* **Input rows**:
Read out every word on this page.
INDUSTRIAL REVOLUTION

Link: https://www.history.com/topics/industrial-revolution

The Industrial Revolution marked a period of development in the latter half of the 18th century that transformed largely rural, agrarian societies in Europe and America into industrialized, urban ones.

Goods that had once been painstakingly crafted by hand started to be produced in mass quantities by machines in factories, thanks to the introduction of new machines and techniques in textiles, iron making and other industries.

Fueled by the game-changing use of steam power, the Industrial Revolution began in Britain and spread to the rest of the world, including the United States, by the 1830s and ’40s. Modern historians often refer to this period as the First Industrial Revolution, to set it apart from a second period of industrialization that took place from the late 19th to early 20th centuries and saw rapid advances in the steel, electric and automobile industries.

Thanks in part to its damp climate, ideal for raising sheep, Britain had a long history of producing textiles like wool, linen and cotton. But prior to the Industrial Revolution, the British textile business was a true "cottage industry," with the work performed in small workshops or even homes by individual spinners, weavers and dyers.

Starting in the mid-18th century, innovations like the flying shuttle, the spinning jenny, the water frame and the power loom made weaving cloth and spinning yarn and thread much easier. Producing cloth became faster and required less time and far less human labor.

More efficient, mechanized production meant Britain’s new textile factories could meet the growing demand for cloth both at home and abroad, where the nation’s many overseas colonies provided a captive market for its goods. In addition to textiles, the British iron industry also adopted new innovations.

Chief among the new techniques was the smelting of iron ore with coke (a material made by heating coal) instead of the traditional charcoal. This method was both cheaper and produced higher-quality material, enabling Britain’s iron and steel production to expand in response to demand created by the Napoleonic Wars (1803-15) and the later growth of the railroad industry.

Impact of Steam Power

* **Objective**: From the listing above, copy all lines holding the word "produced".

* **Exercise output**:
Goods that had once been painstakingly crafted by hand started to be produced in mass quantities by machines in factories, thanks to the introduction of new machines and techniques in textiles, iron making and other industries.
Chief among the new techniques was the smelting of iron ore with coke (a material made by heating coal) instead of the traditional charcoal. This method was both cheaper and produced higher-quality material, enabling Britain’s iron and steel production to expand in response to demand created by the Napoleonic Wars (1803-15) and the later growth of the railroad industry.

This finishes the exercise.